◆ EXERCISE BRIEF ◆
Take the material below and write it all out again exactly.

◆ MATERIAL FOR THE TASK ◆

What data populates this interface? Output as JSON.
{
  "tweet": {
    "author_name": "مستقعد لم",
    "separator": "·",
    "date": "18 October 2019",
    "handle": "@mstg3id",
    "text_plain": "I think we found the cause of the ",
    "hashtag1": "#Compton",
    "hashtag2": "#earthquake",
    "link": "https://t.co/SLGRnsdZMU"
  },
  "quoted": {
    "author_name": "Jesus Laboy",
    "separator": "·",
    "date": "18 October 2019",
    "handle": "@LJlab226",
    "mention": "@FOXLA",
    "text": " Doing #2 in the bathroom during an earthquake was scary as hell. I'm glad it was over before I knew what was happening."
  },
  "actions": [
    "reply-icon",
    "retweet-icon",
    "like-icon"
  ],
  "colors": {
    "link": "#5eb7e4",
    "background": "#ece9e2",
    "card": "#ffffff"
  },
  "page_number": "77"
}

◆ ANSWER TO THE PROBLEM ◆
What data populates this interface? Output as JSON.
{
  "tweet": {
    "author_name": "مستقعد لم",
    "separator": "·",
    "date": "18 October 2019",
    "handle": "@mstg3id",
    "text_plain": "I think we found the cause of the ",
    "hashtag1": "#Compton",
    "hashtag2": "#earthquake",
    "link": "https://t.co/SLGRnsdZMU"
  },
  "quoted": {
    "author_name": "Jesus Laboy",
    "separator": "·",
    "date": "18 October 2019",
    "handle": "@LJlab226",
    "mention": "@FOXLA",
    "text": " Doing #2 in the bathroom during an earthquake was scary as hell. I'm glad it was over before I knew what was happening."
  },
  "actions": [
    "reply-icon",
    "retweet-icon",
    "like-icon"
  ],
  "colors": {
    "link": "#5eb7e4",
    "background": "#ece9e2",
    "card": "#ffffff"
  },
  "page_number": "77"
}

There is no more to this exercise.